[Source data]

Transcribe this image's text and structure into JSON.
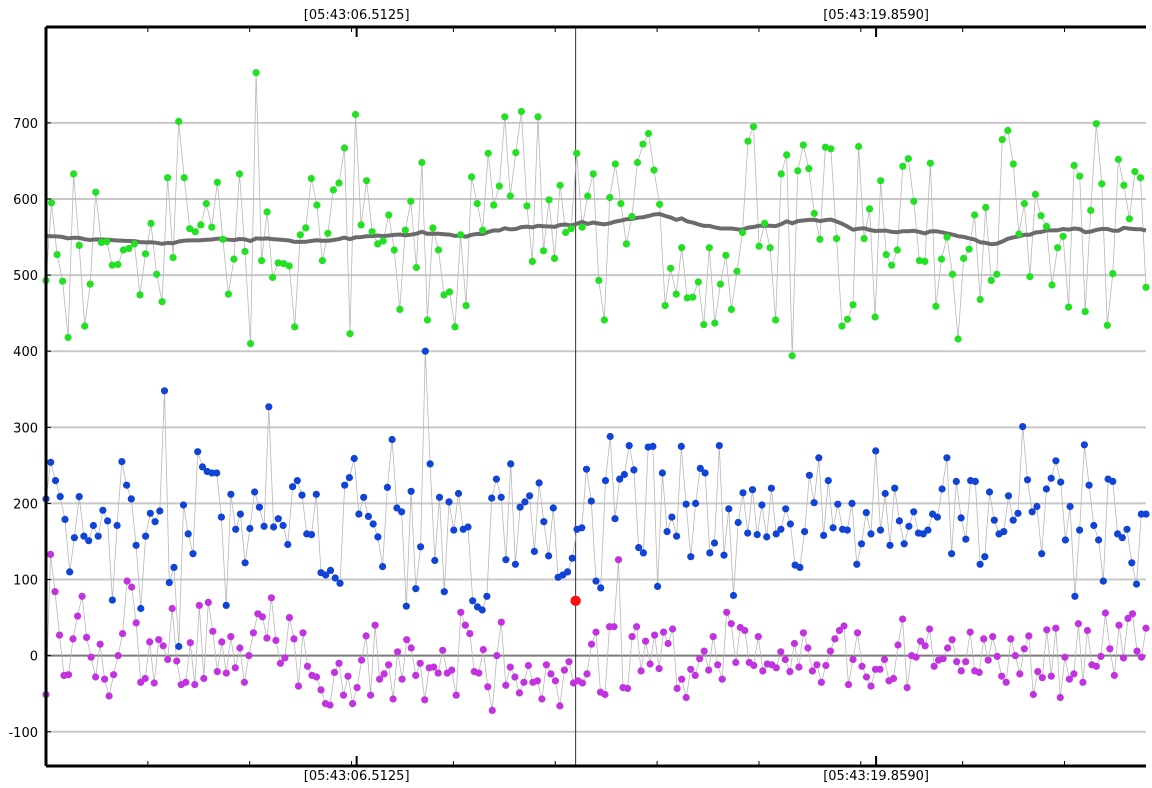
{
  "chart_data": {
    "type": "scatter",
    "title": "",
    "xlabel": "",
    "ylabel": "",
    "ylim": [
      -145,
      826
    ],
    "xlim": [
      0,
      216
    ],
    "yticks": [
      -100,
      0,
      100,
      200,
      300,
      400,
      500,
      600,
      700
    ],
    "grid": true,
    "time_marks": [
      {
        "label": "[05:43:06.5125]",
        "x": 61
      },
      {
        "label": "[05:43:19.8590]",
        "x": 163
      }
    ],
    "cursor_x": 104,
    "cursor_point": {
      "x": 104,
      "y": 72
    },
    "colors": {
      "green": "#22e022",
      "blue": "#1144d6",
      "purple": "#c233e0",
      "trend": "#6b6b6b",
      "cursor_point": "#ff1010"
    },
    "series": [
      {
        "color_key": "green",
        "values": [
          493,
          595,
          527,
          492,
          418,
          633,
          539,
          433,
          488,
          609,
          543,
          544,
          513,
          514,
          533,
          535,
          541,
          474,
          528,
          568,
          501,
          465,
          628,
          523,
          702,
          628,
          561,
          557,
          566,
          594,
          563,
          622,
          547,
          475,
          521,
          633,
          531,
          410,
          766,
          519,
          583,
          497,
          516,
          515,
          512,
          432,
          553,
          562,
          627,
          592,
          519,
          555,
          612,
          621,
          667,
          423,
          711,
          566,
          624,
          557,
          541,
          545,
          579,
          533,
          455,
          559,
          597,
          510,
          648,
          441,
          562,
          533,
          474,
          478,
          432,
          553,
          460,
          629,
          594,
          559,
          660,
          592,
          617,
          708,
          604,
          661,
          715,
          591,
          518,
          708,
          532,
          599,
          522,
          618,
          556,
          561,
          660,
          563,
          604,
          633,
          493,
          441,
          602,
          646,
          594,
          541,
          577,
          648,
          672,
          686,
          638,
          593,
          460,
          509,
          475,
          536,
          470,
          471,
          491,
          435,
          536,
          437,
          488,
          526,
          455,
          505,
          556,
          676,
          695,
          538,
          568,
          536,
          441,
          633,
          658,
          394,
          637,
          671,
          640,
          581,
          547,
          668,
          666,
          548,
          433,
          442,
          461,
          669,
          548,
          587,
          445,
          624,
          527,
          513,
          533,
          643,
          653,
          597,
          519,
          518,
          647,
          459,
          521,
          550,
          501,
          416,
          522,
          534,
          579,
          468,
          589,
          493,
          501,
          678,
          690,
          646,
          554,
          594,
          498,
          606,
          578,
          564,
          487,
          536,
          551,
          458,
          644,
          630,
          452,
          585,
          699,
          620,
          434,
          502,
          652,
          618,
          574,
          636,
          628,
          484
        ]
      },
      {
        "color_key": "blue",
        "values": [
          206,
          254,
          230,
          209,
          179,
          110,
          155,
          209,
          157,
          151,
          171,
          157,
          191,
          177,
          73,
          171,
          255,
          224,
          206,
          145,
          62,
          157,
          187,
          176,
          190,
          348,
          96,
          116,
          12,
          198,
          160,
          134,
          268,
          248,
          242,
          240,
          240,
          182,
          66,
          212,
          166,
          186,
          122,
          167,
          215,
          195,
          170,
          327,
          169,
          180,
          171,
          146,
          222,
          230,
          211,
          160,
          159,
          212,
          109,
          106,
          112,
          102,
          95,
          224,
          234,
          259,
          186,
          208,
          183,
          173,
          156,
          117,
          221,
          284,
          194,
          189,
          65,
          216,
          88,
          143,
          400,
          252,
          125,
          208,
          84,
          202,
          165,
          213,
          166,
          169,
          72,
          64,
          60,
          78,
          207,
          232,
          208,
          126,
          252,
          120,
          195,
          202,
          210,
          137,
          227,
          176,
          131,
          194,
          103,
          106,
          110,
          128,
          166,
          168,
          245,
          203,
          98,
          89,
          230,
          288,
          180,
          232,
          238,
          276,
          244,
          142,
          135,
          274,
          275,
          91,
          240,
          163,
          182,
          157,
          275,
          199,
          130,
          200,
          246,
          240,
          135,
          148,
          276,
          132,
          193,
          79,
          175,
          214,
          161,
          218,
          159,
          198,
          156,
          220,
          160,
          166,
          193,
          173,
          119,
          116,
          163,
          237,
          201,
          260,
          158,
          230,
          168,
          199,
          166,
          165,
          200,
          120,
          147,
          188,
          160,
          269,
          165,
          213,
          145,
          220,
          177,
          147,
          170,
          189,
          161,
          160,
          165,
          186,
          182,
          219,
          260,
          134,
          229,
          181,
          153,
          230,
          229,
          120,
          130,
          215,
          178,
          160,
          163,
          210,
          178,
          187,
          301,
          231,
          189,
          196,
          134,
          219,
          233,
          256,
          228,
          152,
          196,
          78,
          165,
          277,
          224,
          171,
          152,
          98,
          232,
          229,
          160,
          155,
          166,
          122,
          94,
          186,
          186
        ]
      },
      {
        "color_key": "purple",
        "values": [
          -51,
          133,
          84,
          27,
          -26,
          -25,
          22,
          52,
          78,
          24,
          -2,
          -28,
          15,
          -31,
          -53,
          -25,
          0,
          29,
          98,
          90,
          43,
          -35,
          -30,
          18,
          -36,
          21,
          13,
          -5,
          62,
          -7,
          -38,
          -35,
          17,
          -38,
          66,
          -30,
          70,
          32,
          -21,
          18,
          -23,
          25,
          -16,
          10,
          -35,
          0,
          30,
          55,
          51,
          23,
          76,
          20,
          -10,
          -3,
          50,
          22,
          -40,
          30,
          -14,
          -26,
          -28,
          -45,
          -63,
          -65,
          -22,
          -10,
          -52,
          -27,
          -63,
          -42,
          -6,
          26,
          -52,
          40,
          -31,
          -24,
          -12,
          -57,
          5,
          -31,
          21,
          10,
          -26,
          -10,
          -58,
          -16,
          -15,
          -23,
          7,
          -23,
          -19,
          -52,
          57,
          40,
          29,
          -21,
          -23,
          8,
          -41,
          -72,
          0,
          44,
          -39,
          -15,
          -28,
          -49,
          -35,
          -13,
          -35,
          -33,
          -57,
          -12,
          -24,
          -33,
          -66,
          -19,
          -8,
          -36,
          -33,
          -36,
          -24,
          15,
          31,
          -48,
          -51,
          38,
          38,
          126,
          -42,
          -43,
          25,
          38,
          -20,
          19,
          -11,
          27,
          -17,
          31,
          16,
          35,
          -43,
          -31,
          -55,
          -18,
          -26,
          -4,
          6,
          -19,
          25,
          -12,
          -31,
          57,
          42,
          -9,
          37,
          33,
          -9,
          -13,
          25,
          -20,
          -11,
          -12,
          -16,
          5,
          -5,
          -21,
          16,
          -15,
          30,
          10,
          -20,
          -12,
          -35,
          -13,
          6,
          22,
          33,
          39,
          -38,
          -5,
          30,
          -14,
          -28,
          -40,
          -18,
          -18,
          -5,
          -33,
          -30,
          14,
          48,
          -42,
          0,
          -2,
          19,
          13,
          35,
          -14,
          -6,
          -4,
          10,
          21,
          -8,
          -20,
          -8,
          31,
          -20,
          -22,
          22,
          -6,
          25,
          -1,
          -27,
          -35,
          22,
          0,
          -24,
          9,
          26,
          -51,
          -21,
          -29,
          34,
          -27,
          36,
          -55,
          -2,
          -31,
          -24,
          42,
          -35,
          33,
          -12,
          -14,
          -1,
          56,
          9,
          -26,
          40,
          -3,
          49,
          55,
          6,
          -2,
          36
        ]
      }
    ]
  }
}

[What the task requires]
Print every entry exactly as written, without the pictures.

[Solution]
Transcribe this image's text and structure into JSON.
{
  "chart_data": {
    "type": "scatter",
    "title": "",
    "xlabel": "",
    "ylabel": "",
    "ylim": [
      -145,
      826
    ],
    "xlim": [
      0,
      216
    ],
    "yticks": [
      -100,
      0,
      100,
      200,
      300,
      400,
      500,
      600,
      700
    ],
    "grid": true,
    "time_marks": [
      {
        "label": "[05:43:06.5125]",
        "x": 61
      },
      {
        "label": "[05:43:19.8590]",
        "x": 163
      }
    ],
    "cursor_x": 104,
    "cursor_point": {
      "x": 104,
      "y": 72
    },
    "colors": {
      "green": "#22e022",
      "blue": "#1144d6",
      "purple": "#c233e0",
      "trend": "#6b6b6b",
      "cursor_point": "#ff1010"
    },
    "series": [
      {
        "color_key": "green",
        "values": [
          493,
          595,
          527,
          492,
          418,
          633,
          539,
          433,
          488,
          609,
          543,
          544,
          513,
          514,
          533,
          535,
          541,
          474,
          528,
          568,
          501,
          465,
          628,
          523,
          702,
          628,
          561,
          557,
          566,
          594,
          563,
          622,
          547,
          475,
          521,
          633,
          531,
          410,
          766,
          519,
          583,
          497,
          516,
          515,
          512,
          432,
          553,
          562,
          627,
          592,
          519,
          555,
          612,
          621,
          667,
          423,
          711,
          566,
          624,
          557,
          541,
          545,
          579,
          533,
          455,
          559,
          597,
          510,
          648,
          441,
          562,
          533,
          474,
          478,
          432,
          553,
          460,
          629,
          594,
          559,
          660,
          592,
          617,
          708,
          604,
          661,
          715,
          591,
          518,
          708,
          532,
          599,
          522,
          618,
          556,
          561,
          660,
          563,
          604,
          633,
          493,
          441,
          602,
          646,
          594,
          541,
          577,
          648,
          672,
          686,
          638,
          593,
          460,
          509,
          475,
          536,
          470,
          471,
          491,
          435,
          536,
          437,
          488,
          526,
          455,
          505,
          556,
          676,
          695,
          538,
          568,
          536,
          441,
          633,
          658,
          394,
          637,
          671,
          640,
          581,
          547,
          668,
          666,
          548,
          433,
          442,
          461,
          669,
          548,
          587,
          445,
          624,
          527,
          513,
          533,
          643,
          653,
          597,
          519,
          518,
          647,
          459,
          521,
          550,
          501,
          416,
          522,
          534,
          579,
          468,
          589,
          493,
          501,
          678,
          690,
          646,
          554,
          594,
          498,
          606,
          578,
          564,
          487,
          536,
          551,
          458,
          644,
          630,
          452,
          585,
          699,
          620,
          434,
          502,
          652,
          618,
          574,
          636,
          628,
          484
        ]
      },
      {
        "color_key": "blue",
        "values": [
          206,
          254,
          230,
          209,
          179,
          110,
          155,
          209,
          157,
          151,
          171,
          157,
          191,
          177,
          73,
          171,
          255,
          224,
          206,
          145,
          62,
          157,
          187,
          176,
          190,
          348,
          96,
          116,
          12,
          198,
          160,
          134,
          268,
          248,
          242,
          240,
          240,
          182,
          66,
          212,
          166,
          186,
          122,
          167,
          215,
          195,
          170,
          327,
          169,
          180,
          171,
          146,
          222,
          230,
          211,
          160,
          159,
          212,
          109,
          106,
          112,
          102,
          95,
          224,
          234,
          259,
          186,
          208,
          183,
          173,
          156,
          117,
          221,
          284,
          194,
          189,
          65,
          216,
          88,
          143,
          400,
          252,
          125,
          208,
          84,
          202,
          165,
          213,
          166,
          169,
          72,
          64,
          60,
          78,
          207,
          232,
          208,
          126,
          252,
          120,
          195,
          202,
          210,
          137,
          227,
          176,
          131,
          194,
          103,
          106,
          110,
          128,
          166,
          168,
          245,
          203,
          98,
          89,
          230,
          288,
          180,
          232,
          238,
          276,
          244,
          142,
          135,
          274,
          275,
          91,
          240,
          163,
          182,
          157,
          275,
          199,
          130,
          200,
          246,
          240,
          135,
          148,
          276,
          132,
          193,
          79,
          175,
          214,
          161,
          218,
          159,
          198,
          156,
          220,
          160,
          166,
          193,
          173,
          119,
          116,
          163,
          237,
          201,
          260,
          158,
          230,
          168,
          199,
          166,
          165,
          200,
          120,
          147,
          188,
          160,
          269,
          165,
          213,
          145,
          220,
          177,
          147,
          170,
          189,
          161,
          160,
          165,
          186,
          182,
          219,
          260,
          134,
          229,
          181,
          153,
          230,
          229,
          120,
          130,
          215,
          178,
          160,
          163,
          210,
          178,
          187,
          301,
          231,
          189,
          196,
          134,
          219,
          233,
          256,
          228,
          152,
          196,
          78,
          165,
          277,
          224,
          171,
          152,
          98,
          232,
          229,
          160,
          155,
          166,
          122,
          94,
          186,
          186
        ]
      },
      {
        "color_key": "purple",
        "values": [
          -51,
          133,
          84,
          27,
          -26,
          -25,
          22,
          52,
          78,
          24,
          -2,
          -28,
          15,
          -31,
          -53,
          -25,
          0,
          29,
          98,
          90,
          43,
          -35,
          -30,
          18,
          -36,
          21,
          13,
          -5,
          62,
          -7,
          -38,
          -35,
          17,
          -38,
          66,
          -30,
          70,
          32,
          -21,
          18,
          -23,
          25,
          -16,
          10,
          -35,
          0,
          30,
          55,
          51,
          23,
          76,
          20,
          -10,
          -3,
          50,
          22,
          -40,
          30,
          -14,
          -26,
          -28,
          -45,
          -63,
          -65,
          -22,
          -10,
          -52,
          -27,
          -63,
          -42,
          -6,
          26,
          -52,
          40,
          -31,
          -24,
          -12,
          -57,
          5,
          -31,
          21,
          10,
          -26,
          -10,
          -58,
          -16,
          -15,
          -23,
          7,
          -23,
          -19,
          -52,
          57,
          40,
          29,
          -21,
          -23,
          8,
          -41,
          -72,
          0,
          44,
          -39,
          -15,
          -28,
          -49,
          -35,
          -13,
          -35,
          -33,
          -57,
          -12,
          -24,
          -33,
          -66,
          -19,
          -8,
          -36,
          -33,
          -36,
          -24,
          15,
          31,
          -48,
          -51,
          38,
          38,
          126,
          -42,
          -43,
          25,
          38,
          -20,
          19,
          -11,
          27,
          -17,
          31,
          16,
          35,
          -43,
          -31,
          -55,
          -18,
          -26,
          -4,
          6,
          -19,
          25,
          -12,
          -31,
          57,
          42,
          -9,
          37,
          33,
          -9,
          -13,
          25,
          -20,
          -11,
          -12,
          -16,
          5,
          -5,
          -21,
          16,
          -15,
          30,
          10,
          -20,
          -12,
          -35,
          -13,
          6,
          22,
          33,
          39,
          -38,
          -5,
          30,
          -14,
          -28,
          -40,
          -18,
          -18,
          -5,
          -33,
          -30,
          14,
          48,
          -42,
          0,
          -2,
          19,
          13,
          35,
          -14,
          -6,
          -4,
          10,
          21,
          -8,
          -20,
          -8,
          31,
          -20,
          -22,
          22,
          -6,
          25,
          -1,
          -27,
          -35,
          22,
          0,
          -24,
          9,
          26,
          -51,
          -21,
          -29,
          34,
          -27,
          36,
          -55,
          -2,
          -31,
          -24,
          42,
          -35,
          33,
          -12,
          -14,
          -1,
          56,
          9,
          -26,
          40,
          -3,
          49,
          55,
          6,
          -2,
          36
        ]
      }
    ]
  }
}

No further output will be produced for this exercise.